## Begin Raw data

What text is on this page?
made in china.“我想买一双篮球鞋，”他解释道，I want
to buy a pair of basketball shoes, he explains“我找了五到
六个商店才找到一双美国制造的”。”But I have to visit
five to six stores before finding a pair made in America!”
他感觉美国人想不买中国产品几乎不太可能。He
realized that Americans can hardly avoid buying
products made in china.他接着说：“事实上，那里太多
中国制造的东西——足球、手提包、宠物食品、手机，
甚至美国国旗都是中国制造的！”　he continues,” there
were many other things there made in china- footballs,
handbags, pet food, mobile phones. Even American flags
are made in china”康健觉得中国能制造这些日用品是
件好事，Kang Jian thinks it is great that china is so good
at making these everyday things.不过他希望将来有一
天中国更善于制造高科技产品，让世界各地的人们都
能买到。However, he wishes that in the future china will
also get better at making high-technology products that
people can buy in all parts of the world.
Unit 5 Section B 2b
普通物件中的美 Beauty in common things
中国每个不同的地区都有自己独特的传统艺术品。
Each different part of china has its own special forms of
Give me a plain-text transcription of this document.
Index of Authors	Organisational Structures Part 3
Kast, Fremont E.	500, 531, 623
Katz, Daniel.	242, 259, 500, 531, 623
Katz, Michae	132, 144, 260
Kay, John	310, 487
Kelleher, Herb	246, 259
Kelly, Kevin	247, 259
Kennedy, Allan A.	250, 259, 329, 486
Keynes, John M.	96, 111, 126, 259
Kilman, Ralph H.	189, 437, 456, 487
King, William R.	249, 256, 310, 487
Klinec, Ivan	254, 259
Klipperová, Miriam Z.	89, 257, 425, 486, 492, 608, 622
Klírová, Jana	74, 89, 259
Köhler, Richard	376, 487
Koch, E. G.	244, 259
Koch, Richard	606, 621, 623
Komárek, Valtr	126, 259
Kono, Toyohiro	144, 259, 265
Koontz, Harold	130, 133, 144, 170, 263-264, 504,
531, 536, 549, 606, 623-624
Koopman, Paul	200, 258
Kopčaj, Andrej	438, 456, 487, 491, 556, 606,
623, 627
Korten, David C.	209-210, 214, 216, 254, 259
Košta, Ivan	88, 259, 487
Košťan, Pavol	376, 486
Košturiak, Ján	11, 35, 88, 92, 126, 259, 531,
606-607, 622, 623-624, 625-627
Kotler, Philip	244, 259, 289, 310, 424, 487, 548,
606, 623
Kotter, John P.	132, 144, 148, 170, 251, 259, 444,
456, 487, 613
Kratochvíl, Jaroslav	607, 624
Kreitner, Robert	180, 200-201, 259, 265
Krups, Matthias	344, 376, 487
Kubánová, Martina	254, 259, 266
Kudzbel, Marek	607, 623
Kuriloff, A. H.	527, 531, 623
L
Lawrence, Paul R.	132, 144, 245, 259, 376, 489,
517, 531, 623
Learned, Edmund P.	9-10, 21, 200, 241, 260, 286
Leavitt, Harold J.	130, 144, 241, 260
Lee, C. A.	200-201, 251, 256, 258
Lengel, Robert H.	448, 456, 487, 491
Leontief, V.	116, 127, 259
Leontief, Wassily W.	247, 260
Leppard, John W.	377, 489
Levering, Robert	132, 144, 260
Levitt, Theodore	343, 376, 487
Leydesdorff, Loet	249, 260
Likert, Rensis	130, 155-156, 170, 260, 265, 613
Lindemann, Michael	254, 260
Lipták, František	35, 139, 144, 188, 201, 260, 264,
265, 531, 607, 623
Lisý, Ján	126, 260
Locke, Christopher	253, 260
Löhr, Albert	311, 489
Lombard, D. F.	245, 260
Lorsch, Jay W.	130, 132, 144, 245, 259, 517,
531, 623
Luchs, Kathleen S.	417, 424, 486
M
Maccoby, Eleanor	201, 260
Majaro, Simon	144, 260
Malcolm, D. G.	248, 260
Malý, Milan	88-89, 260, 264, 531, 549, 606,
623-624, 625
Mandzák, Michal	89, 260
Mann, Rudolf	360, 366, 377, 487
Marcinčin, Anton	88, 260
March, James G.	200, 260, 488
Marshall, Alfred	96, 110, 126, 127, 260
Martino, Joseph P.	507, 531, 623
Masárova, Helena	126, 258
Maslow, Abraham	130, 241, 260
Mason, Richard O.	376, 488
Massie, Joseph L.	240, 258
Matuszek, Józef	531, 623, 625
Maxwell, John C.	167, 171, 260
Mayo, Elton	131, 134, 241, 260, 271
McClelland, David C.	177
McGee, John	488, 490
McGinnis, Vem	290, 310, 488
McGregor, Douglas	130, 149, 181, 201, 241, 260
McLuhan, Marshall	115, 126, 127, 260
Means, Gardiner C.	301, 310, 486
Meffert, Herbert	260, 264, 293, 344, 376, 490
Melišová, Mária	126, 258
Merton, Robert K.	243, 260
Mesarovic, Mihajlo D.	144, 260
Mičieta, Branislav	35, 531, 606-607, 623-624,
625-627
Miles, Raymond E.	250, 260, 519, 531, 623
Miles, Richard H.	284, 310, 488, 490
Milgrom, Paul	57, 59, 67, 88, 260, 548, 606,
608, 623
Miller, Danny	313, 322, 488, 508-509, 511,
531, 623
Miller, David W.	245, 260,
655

## End Raw data

Your objective => Go through the listing above and return every line where the word "Leontief" occurs.

Answer to this task =>
Leontief, V.	116, 127, 259
Leontief, Wassily W.	247, 260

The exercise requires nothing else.